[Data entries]
— Begin —

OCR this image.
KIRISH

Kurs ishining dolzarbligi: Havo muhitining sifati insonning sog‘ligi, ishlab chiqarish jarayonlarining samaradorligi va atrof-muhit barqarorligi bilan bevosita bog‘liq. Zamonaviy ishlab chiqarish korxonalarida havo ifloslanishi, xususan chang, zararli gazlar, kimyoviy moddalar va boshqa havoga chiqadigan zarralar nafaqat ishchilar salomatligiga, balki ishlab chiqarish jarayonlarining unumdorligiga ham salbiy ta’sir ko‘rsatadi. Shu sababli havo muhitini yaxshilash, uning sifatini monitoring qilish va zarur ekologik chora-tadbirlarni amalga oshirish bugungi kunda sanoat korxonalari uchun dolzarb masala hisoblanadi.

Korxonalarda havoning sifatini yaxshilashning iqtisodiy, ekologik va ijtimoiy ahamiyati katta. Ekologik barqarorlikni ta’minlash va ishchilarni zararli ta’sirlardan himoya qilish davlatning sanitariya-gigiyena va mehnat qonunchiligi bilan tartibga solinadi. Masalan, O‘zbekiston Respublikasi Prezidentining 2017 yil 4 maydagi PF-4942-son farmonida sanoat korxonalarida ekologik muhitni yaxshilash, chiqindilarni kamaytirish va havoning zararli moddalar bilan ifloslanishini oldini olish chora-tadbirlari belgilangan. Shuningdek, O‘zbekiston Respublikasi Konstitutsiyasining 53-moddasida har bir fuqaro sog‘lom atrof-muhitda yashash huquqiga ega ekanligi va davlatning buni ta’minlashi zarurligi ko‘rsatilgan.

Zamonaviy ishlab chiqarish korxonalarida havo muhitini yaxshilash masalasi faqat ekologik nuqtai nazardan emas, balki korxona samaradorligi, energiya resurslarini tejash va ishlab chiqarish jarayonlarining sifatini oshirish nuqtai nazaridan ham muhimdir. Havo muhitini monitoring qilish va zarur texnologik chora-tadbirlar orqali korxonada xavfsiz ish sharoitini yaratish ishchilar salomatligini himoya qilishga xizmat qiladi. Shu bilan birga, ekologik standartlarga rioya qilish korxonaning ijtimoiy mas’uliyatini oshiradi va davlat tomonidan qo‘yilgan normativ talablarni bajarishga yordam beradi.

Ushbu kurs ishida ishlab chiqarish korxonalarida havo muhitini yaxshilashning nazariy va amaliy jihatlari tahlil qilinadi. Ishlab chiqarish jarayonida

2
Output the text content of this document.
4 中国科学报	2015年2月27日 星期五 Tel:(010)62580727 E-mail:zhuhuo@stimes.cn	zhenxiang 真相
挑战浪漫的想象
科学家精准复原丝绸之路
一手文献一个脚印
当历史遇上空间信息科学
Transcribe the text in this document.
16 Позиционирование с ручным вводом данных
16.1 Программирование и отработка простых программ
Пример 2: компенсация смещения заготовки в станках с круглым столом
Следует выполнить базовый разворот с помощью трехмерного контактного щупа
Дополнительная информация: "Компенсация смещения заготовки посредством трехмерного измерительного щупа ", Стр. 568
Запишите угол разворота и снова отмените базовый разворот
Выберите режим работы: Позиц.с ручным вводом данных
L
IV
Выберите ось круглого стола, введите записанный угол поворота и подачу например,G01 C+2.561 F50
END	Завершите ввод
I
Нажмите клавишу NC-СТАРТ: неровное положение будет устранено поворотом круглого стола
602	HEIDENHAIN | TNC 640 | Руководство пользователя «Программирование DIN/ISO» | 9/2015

— End —

WHAT IS NEEDED: In the records above, locate each line with the word "смещения". Copy all such lines.

EXERCISE SOLUTION:
Пример 2: компенсация смещения заготовки в станках с круглым столом
Дополнительная информация: "Компенсация смещения заготовки посредством трехмерного измерительного щупа ", Стр. 568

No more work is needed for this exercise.